** START OF Exercise input **
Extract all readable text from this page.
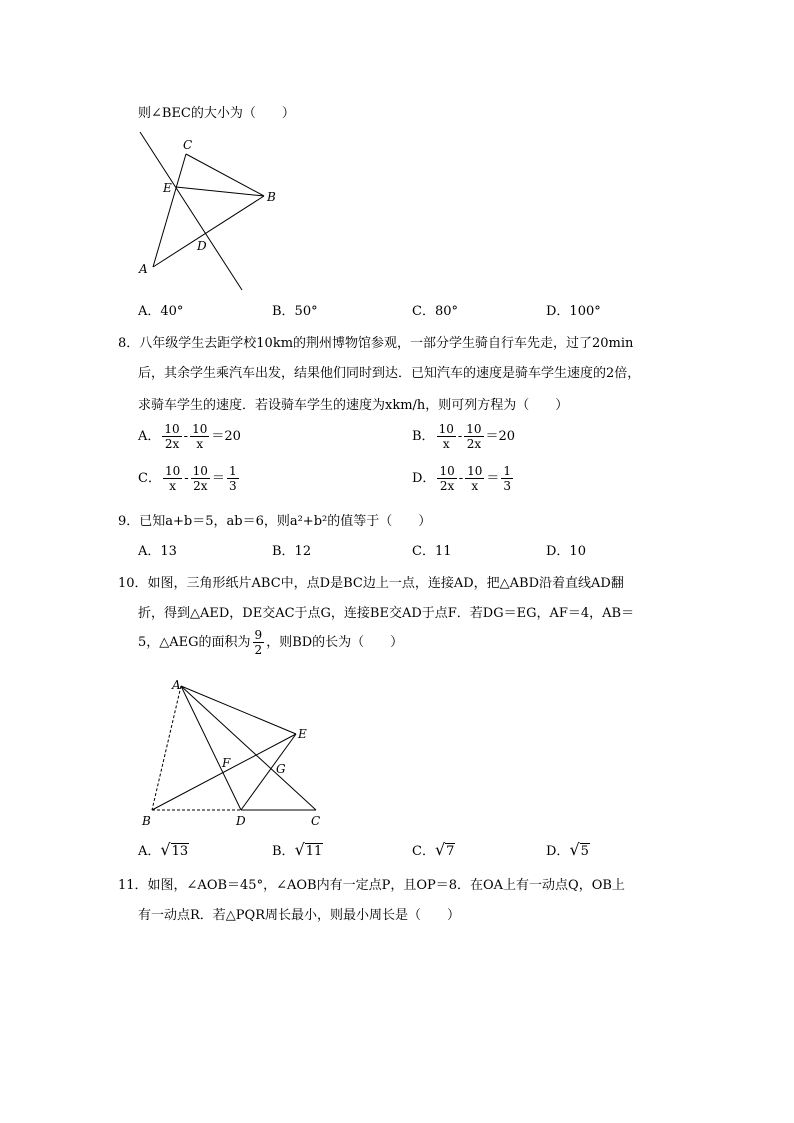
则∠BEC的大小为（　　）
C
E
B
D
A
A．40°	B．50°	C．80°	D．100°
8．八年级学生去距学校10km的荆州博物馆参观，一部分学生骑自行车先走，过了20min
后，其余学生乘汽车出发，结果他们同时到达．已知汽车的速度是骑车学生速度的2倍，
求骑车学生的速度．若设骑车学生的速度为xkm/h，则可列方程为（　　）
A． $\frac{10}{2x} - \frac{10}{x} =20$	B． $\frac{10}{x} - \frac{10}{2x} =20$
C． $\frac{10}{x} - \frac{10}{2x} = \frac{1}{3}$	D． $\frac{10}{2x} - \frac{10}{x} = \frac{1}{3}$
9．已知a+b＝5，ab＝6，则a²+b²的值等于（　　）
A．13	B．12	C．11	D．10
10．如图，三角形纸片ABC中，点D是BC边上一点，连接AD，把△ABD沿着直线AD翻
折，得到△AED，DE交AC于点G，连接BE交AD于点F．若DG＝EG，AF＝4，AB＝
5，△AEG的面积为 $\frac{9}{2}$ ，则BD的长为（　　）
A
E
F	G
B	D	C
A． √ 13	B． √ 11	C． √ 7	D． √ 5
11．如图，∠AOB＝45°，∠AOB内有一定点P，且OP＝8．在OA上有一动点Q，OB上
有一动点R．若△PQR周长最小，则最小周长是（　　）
** END OF Exercise input **
What is asked – Keep the pictures out of the copy and return the rest of the data above exactly.

Task answer –
Extract all readable text from this page.
则∠BEC的大小为（　　）
C
E
B
D
A
A．40°	B．50°	C．80°	D．100°
8．八年级学生去距学校10km的荆州博物馆参观，一部分学生骑自行车先走，过了20min
后，其余学生乘汽车出发，结果他们同时到达．已知汽车的速度是骑车学生速度的2倍，
求骑车学生的速度．若设骑车学生的速度为xkm/h，则可列方程为（　　）
A． $\frac{10}{2x} - \frac{10}{x} =20$	B． $\frac{10}{x} - \frac{10}{2x} =20$
C． $\frac{10}{x} - \frac{10}{2x} = \frac{1}{3}$	D． $\frac{10}{2x} - \frac{10}{x} = \frac{1}{3}$
9．已知a+b＝5，ab＝6，则a²+b²的值等于（　　）
A．13	B．12	C．11	D．10
10．如图，三角形纸片ABC中，点D是BC边上一点，连接AD，把△ABD沿着直线AD翻
折，得到△AED，DE交AC于点G，连接BE交AD于点F．若DG＝EG，AF＝4，AB＝
5，△AEG的面积为 $\frac{9}{2}$ ，则BD的长为（　　）
A
E
F	G
B	D	C
A． √ 13	B． √ 11	C． √ 7	D． √ 5
11．如图，∠AOB＝45°，∠AOB内有一定点P，且OP＝8．在OA上有一动点Q，OB上
有一动点R．若△PQR周长最小，则最小周长是（　　）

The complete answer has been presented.